__Aim of the exercise__
Repeat the records below exactly.

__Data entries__
↓↓↓

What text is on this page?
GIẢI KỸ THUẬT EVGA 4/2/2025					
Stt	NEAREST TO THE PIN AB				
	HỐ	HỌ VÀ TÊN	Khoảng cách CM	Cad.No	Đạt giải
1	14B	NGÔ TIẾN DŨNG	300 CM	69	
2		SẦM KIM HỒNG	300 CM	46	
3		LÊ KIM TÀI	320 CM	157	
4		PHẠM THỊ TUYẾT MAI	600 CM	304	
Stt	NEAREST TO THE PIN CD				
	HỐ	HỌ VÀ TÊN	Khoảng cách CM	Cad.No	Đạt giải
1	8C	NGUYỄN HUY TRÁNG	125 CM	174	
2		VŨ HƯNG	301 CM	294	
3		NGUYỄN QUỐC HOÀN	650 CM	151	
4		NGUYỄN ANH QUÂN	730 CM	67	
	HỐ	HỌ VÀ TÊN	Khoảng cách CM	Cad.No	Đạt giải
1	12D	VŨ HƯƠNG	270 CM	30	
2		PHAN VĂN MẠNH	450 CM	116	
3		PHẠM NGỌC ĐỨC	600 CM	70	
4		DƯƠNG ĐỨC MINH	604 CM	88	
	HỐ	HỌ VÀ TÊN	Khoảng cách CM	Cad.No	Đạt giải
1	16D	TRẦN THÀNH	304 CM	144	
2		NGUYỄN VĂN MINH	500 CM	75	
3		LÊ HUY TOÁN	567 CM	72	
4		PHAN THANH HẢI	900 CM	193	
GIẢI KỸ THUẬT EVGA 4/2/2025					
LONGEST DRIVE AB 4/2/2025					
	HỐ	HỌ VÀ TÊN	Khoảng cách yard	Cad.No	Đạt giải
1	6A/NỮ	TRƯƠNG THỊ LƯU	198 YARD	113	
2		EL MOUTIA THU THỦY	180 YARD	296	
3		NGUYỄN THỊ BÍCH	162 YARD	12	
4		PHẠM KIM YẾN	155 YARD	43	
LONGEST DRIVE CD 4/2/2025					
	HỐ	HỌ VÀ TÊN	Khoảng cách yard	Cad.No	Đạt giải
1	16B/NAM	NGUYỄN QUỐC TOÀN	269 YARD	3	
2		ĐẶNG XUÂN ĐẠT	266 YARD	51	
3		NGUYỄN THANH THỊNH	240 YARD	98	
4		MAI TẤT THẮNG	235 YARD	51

↑↑↑

__Solved problem__
What text is on this page?
GIẢI KỸ THUẬT EVGA 4/2/2025					
Stt	NEAREST TO THE PIN AB				
	HỐ	HỌ VÀ TÊN	Khoảng cách CM	Cad.No	Đạt giải
1	14B	NGÔ TIẾN DŨNG	300 CM	69	
2		SẦM KIM HỒNG	300 CM	46	
3		LÊ KIM TÀI	320 CM	157	
4		PHẠM THỊ TUYẾT MAI	600 CM	304	
Stt	NEAREST TO THE PIN CD				
	HỐ	HỌ VÀ TÊN	Khoảng cách CM	Cad.No	Đạt giải
1	8C	NGUYỄN HUY TRÁNG	125 CM	174	
2		VŨ HƯNG	301 CM	294	
3		NGUYỄN QUỐC HOÀN	650 CM	151	
4		NGUYỄN ANH QUÂN	730 CM	67	
	HỐ	HỌ VÀ TÊN	Khoảng cách CM	Cad.No	Đạt giải
1	12D	VŨ HƯƠNG	270 CM	30	
2		PHAN VĂN MẠNH	450 CM	116	
3		PHẠM NGỌC ĐỨC	600 CM	70	
4		DƯƠNG ĐỨC MINH	604 CM	88	
	HỐ	HỌ VÀ TÊN	Khoảng cách CM	Cad.No	Đạt giải
1	16D	TRẦN THÀNH	304 CM	144	
2		NGUYỄN VĂN MINH	500 CM	75	
3		LÊ HUY TOÁN	567 CM	72	
4		PHAN THANH HẢI	900 CM	193	
GIẢI KỸ THUẬT EVGA 4/2/2025					
LONGEST DRIVE AB 4/2/2025					
	HỐ	HỌ VÀ TÊN	Khoảng cách yard	Cad.No	Đạt giải
1	6A/NỮ	TRƯƠNG THỊ LƯU	198 YARD	113	
2		EL MOUTIA THU THỦY	180 YARD	296	
3		NGUYỄN THỊ BÍCH	162 YARD	12	
4		PHẠM KIM YẾN	155 YARD	43	
LONGEST DRIVE CD 4/2/2025					
	HỐ	HỌ VÀ TÊN	Khoảng cách yard	Cad.No	Đạt giải
1	16B/NAM	NGUYỄN QUỐC TOÀN	269 YARD	3	
2		ĐẶNG XUÂN ĐẠT	266 YARD	51	
3		NGUYỄN THANH THỊNH	240 YARD	98	
4		MAI TẤT THẮNG	235 YARD	51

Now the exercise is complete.